[[ INPUT RECORDS, beginning ]]

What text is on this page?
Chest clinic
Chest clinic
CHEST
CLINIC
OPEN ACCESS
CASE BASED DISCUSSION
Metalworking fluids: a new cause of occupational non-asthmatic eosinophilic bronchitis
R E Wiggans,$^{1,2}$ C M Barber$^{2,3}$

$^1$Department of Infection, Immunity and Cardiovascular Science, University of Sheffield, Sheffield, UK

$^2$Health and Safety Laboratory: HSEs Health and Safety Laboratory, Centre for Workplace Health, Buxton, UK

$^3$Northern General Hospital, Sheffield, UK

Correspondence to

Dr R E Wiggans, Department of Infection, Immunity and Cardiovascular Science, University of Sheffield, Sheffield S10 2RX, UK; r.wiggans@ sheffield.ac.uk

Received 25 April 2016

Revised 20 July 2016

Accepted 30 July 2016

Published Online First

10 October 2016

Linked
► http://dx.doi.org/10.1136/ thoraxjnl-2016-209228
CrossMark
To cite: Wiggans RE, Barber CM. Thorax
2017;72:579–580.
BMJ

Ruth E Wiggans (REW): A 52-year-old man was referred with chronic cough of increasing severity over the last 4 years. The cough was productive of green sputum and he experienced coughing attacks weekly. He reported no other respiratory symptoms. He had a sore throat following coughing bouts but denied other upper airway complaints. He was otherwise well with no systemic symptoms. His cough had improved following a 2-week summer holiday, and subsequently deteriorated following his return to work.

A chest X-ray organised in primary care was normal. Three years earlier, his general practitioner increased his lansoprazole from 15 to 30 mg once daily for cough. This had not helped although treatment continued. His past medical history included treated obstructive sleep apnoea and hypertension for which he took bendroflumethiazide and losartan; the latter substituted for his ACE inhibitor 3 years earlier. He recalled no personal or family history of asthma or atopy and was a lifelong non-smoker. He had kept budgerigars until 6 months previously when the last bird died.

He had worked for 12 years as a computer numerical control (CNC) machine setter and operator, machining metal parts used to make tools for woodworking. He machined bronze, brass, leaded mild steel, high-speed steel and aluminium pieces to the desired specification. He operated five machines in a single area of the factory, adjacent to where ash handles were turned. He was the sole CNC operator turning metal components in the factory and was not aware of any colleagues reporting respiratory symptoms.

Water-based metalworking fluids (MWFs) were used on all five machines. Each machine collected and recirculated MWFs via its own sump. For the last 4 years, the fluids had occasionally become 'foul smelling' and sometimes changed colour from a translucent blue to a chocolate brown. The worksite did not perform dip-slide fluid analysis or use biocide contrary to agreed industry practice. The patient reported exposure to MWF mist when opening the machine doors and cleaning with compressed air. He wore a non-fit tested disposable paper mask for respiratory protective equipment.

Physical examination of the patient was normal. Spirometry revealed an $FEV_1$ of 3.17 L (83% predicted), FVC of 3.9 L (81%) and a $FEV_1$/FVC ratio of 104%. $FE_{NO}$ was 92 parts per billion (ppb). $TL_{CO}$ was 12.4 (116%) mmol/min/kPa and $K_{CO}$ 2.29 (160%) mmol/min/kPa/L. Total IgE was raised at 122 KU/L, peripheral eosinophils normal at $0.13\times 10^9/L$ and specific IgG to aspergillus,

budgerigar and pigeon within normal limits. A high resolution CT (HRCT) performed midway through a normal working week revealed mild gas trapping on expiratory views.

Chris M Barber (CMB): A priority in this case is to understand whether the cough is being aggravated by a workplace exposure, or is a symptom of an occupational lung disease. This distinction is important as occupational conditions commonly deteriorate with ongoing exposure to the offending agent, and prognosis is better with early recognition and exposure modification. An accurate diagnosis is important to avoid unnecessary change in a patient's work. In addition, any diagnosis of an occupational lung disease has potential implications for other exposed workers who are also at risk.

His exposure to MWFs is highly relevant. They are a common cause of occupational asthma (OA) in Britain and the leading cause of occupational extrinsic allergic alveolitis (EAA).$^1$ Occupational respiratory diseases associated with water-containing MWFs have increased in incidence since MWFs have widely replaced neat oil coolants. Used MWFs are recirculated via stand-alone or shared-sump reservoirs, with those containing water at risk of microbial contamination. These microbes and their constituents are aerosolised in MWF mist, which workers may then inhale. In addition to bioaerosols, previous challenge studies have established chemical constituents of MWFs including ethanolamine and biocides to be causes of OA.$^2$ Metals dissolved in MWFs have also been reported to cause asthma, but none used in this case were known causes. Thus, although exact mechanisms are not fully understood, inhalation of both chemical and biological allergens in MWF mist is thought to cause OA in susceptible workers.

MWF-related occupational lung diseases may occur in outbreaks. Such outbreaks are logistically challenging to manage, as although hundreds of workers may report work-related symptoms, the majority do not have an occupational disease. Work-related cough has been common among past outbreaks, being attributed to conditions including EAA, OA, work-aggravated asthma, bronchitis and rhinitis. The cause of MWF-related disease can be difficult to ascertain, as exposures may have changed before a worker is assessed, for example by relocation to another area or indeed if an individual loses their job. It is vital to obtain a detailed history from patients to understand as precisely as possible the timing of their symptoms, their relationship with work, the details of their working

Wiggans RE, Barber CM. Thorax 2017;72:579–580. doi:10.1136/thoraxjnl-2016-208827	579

[[ INPUT RECORDS, end ]]

* [WHAT THIS TASK INVOLVES] All of the entries above must be transcribed exactly.

* [REPLY]
What text is on this page?
Chest clinic
Chest clinic
CHEST
CLINIC
OPEN ACCESS
CASE BASED DISCUSSION
Metalworking fluids: a new cause of occupational non-asthmatic eosinophilic bronchitis
R E Wiggans,$^{1,2}$ C M Barber$^{2,3}$

$^1$Department of Infection, Immunity and Cardiovascular Science, University of Sheffield, Sheffield, UK

$^2$Health and Safety Laboratory: HSEs Health and Safety Laboratory, Centre for Workplace Health, Buxton, UK

$^3$Northern General Hospital, Sheffield, UK

Correspondence to

Dr R E Wiggans, Department of Infection, Immunity and Cardiovascular Science, University of Sheffield, Sheffield S10 2RX, UK; r.wiggans@ sheffield.ac.uk

Received 25 April 2016

Revised 20 July 2016

Accepted 30 July 2016

Published Online First

10 October 2016

Linked
► http://dx.doi.org/10.1136/ thoraxjnl-2016-209228
CrossMark
To cite: Wiggans RE, Barber CM. Thorax
2017;72:579–580.
BMJ

Ruth E Wiggans (REW): A 52-year-old man was referred with chronic cough of increasing severity over the last 4 years. The cough was productive of green sputum and he experienced coughing attacks weekly. He reported no other respiratory symptoms. He had a sore throat following coughing bouts but denied other upper airway complaints. He was otherwise well with no systemic symptoms. His cough had improved following a 2-week summer holiday, and subsequently deteriorated following his return to work.

A chest X-ray organised in primary care was normal. Three years earlier, his general practitioner increased his lansoprazole from 15 to 30 mg once daily for cough. This had not helped although treatment continued. His past medical history included treated obstructive sleep apnoea and hypertension for which he took bendroflumethiazide and losartan; the latter substituted for his ACE inhibitor 3 years earlier. He recalled no personal or family history of asthma or atopy and was a lifelong non-smoker. He had kept budgerigars until 6 months previously when the last bird died.

He had worked for 12 years as a computer numerical control (CNC) machine setter and operator, machining metal parts used to make tools for woodworking. He machined bronze, brass, leaded mild steel, high-speed steel and aluminium pieces to the desired specification. He operated five machines in a single area of the factory, adjacent to where ash handles were turned. He was the sole CNC operator turning metal components in the factory and was not aware of any colleagues reporting respiratory symptoms.

Water-based metalworking fluids (MWFs) were used on all five machines. Each machine collected and recirculated MWFs via its own sump. For the last 4 years, the fluids had occasionally become 'foul smelling' and sometimes changed colour from a translucent blue to a chocolate brown. The worksite did not perform dip-slide fluid analysis or use biocide contrary to agreed industry practice. The patient reported exposure to MWF mist when opening the machine doors and cleaning with compressed air. He wore a non-fit tested disposable paper mask for respiratory protective equipment.

Physical examination of the patient was normal. Spirometry revealed an $FEV_1$ of 3.17 L (83% predicted), FVC of 3.9 L (81%) and a $FEV_1$/FVC ratio of 104%. $FE_{NO}$ was 92 parts per billion (ppb). $TL_{CO}$ was 12.4 (116%) mmol/min/kPa and $K_{CO}$ 2.29 (160%) mmol/min/kPa/L. Total IgE was raised at 122 KU/L, peripheral eosinophils normal at $0.13\times 10^9/L$ and specific IgG to aspergillus,

budgerigar and pigeon within normal limits. A high resolution CT (HRCT) performed midway through a normal working week revealed mild gas trapping on expiratory views.

Chris M Barber (CMB): A priority in this case is to understand whether the cough is being aggravated by a workplace exposure, or is a symptom of an occupational lung disease. This distinction is important as occupational conditions commonly deteriorate with ongoing exposure to the offending agent, and prognosis is better with early recognition and exposure modification. An accurate diagnosis is important to avoid unnecessary change in a patient's work. In addition, any diagnosis of an occupational lung disease has potential implications for other exposed workers who are also at risk.

His exposure to MWFs is highly relevant. They are a common cause of occupational asthma (OA) in Britain and the leading cause of occupational extrinsic allergic alveolitis (EAA).$^1$ Occupational respiratory diseases associated with water-containing MWFs have increased in incidence since MWFs have widely replaced neat oil coolants. Used MWFs are recirculated via stand-alone or shared-sump reservoirs, with those containing water at risk of microbial contamination. These microbes and their constituents are aerosolised in MWF mist, which workers may then inhale. In addition to bioaerosols, previous challenge studies have established chemical constituents of MWFs including ethanolamine and biocides to be causes of OA.$^2$ Metals dissolved in MWFs have also been reported to cause asthma, but none used in this case were known causes. Thus, although exact mechanisms are not fully understood, inhalation of both chemical and biological allergens in MWF mist is thought to cause OA in susceptible workers.

MWF-related occupational lung diseases may occur in outbreaks. Such outbreaks are logistically challenging to manage, as although hundreds of workers may report work-related symptoms, the majority do not have an occupational disease. Work-related cough has been common among past outbreaks, being attributed to conditions including EAA, OA, work-aggravated asthma, bronchitis and rhinitis. The cause of MWF-related disease can be difficult to ascertain, as exposures may have changed before a worker is assessed, for example by relocation to another area or indeed if an individual loses their job. It is vital to obtain a detailed history from patients to understand as precisely as possible the timing of their symptoms, their relationship with work, the details of their working

Wiggans RE, Barber CM. Thorax 2017;72:579–580. doi:10.1136/thoraxjnl-2016-208827	579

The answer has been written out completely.